**Available data:**
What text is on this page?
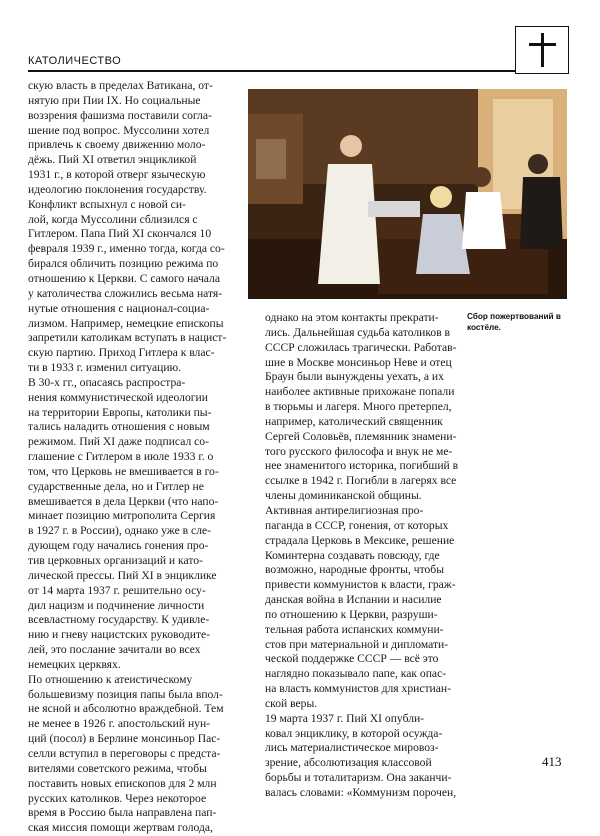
КАТОЛИЧЕСТВО
скую власть в пределах Ватикана, от-
нятую при Пии IX. Но социальные
воззрения фашизма поставили согла-
шение под вопрос. Муссолини хотел
привлечь к своему движению моло-
дёжь. Пий XI ответил энцикликой
1931 г., в которой отверг языческую
идеологию поклонения государству.
Конфликт вспыхнул с новой си-
лой, когда Муссолини сблизился с
Гитлером. Папа Пий XI скончался 10
февраля 1939 г., именно тогда, когда со-
бирался обличить позицию режима по
отношению к Церкви. С самого начала
у католичества сложились весьма натя-
нутые отношения с национал-социа-
лизмом. Например, немецкие епископы
запретили католикам вступать в нацист-
скую партию. Приход Гитлера к влас-
ти в 1933 г. изменил ситуацию.
В 30-х гг., опасаясь распростра-
нения коммунистической идеологии
на территории Европы, католики пы-
тались наладить отношения с новым
режимом. Пий XI даже подписал со-
глашение с Гитлером в июле 1933 г. о
том, что Церковь не вмешивается в го-
сударственные дела, но и Гитлер не
вмешивается в дела Церкви (что напо-
минает позицию митрополита Сергия
в 1927 г. в России), однако уже в сле-
дующем году начались гонения про-
тив церковных организаций и като-
лической прессы. Пий XI в энциклике
от 14 марта 1937 г. решительно осу-
дил нацизм и подчинение личности
всевластному государству. К удивле-
нию и гневу нацистских руководите-
лей, это послание зачитали во всех
немецких церквях.
По отношению к атеистическому
большевизму позиция папы была впол-
не ясной и абсолютно враждебной. Тем
не менее в 1926 г. апостольский нун-
ций (посол) в Берлине монсиньор Пас-
селли вступил в переговоры с предста-
вителями советского режима, чтобы
поставить новых епископов для 2 млн
русских католиков. Через некоторое
время в Россию была направлена пап-
ская миссия помощи жертвам голода,
Сбор пожертвований в костёле.
однако на этом контакты прекрати-
лись. Дальнейшая судьба католиков в
СССР сложилась трагически. Работав-
шие в Москве монсиньор Неве и отец
Браун были вынуждены уехать, а их
наиболее активные прихожане попали
в тюрьмы и лагеря. Много претерпел,
например, католический священник
Сергей Соловьёв, племянник знамени-
того русского философа и внук не ме-
нее знаменитого историка, погибший в
ссылке в 1942 г. Погибли в лагерях все
члены доминиканской общины.
Активная антирелигиозная про-
паганда в СССР, гонения, от которых
страдала Церковь в Мексике, решение
Коминтерна создавать повсюду, где
возможно, народные фронты, чтобы
привести коммунистов к власти, граж-
данская война в Испании и насилие
по отношению к Церкви, разруши-
тельная работа испанских коммуни-
стов при материальной и дипломати-
ческой поддержке СССР — всё это
наглядно показывало папе, как опас-
на власть коммунистов для христиан-
ской веры.
19 марта 1937 г. Пий XI опубли-
ковал энциклику, в которой осужда-
лись материалистическое мировоз-
зрение, абсолютизация классовой
борьбы и тоталитаризм. Она заканчи-
валась словами: «Коммунизм порочен,
413
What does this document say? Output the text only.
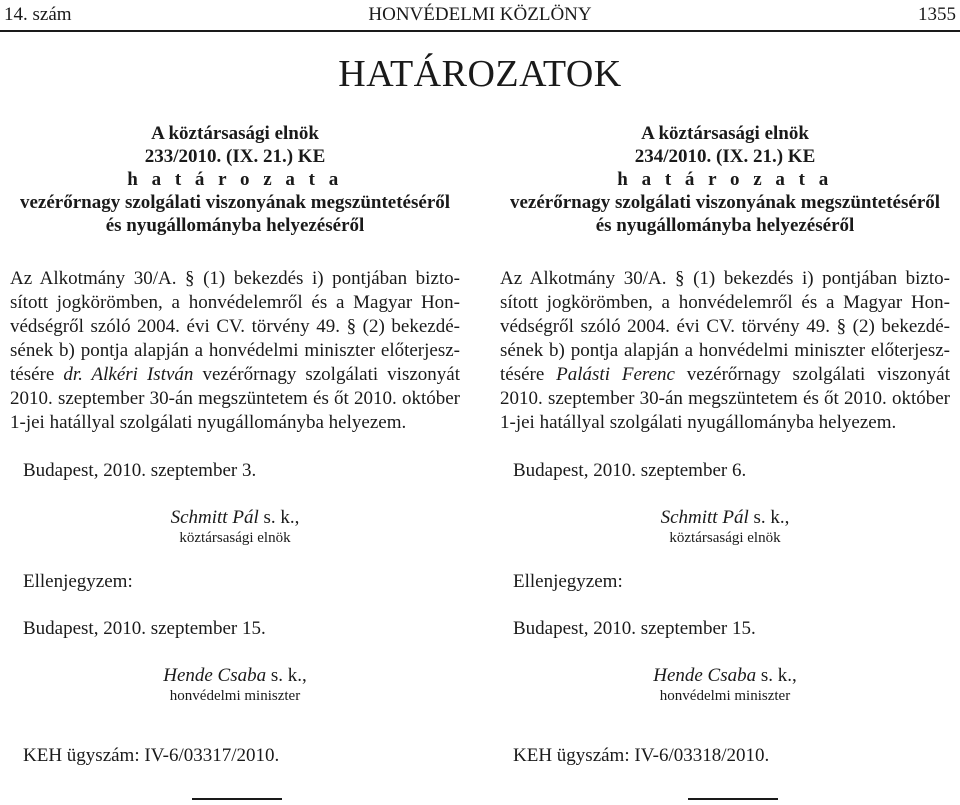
14. szám	HONVÉDELMI KÖZLÖNY	1355
HATÁROZATOK
A köztársasági elnök
233/2010. (IX. 21.) KE
h a t á r o z a t a
vezérőrnagy szolgálati viszonyának megszüntetéséről
és nyugállományba helyezéséről
Az Alkotmány 30/A. § (1) bekezdés i) pontjában bizto-
sított jogkörömben, a honvédelemről és a Magyar Hon-
védségről szóló 2004. évi CV. törvény 49. § (2) bekezdé-
sének b) pontja alapján a honvédelmi miniszter előterjesz-
tésére dr. Alkéri István vezérőrnagy szolgálati viszonyát
2010. szeptember 30-án megszüntetem és őt 2010. október
1-jei hatállyal szolgálati nyugállományba helyezem.
Budapest, 2010. szeptember 3.
Schmitt Pál s. k.,
köztársasági elnök
Ellenjegyzem:
Budapest, 2010. szeptember 15.
Hende Csaba s. k.,
honvédelmi miniszter
KEH ügyszám: IV-6/03317/2010.
A köztársasági elnök
234/2010. (IX. 21.) KE
h a t á r o z a t a
vezérőrnagy szolgálati viszonyának megszüntetéséről
és nyugállományba helyezéséről
Az Alkotmány 30/A. § (1) bekezdés i) pontjában bizto-
sított jogkörömben, a honvédelemről és a Magyar Hon-
védségről szóló 2004. évi CV. törvény 49. § (2) bekezdé-
sének b) pontja alapján a honvédelmi miniszter előterjesz-
tésére Palásti Ferenc vezérőrnagy szolgálati viszonyát
2010. szeptember 30-án megszüntetem és őt 2010. október
1-jei hatállyal szolgálati nyugállományba helyezem.
Budapest, 2010. szeptember 6.
Schmitt Pál s. k.,
köztársasági elnök
Ellenjegyzem:
Budapest, 2010. szeptember 15.
Hende Csaba s. k.,
honvédelmi miniszter
KEH ügyszám: IV-6/03318/2010.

**Exercise brief:** Check each line of the records above for "монсиньор", and copy those that have it.

**Expected answer:**
ций (посол) в Берлине монсиньор Пас-
шие в Москве монсиньор Неве и отец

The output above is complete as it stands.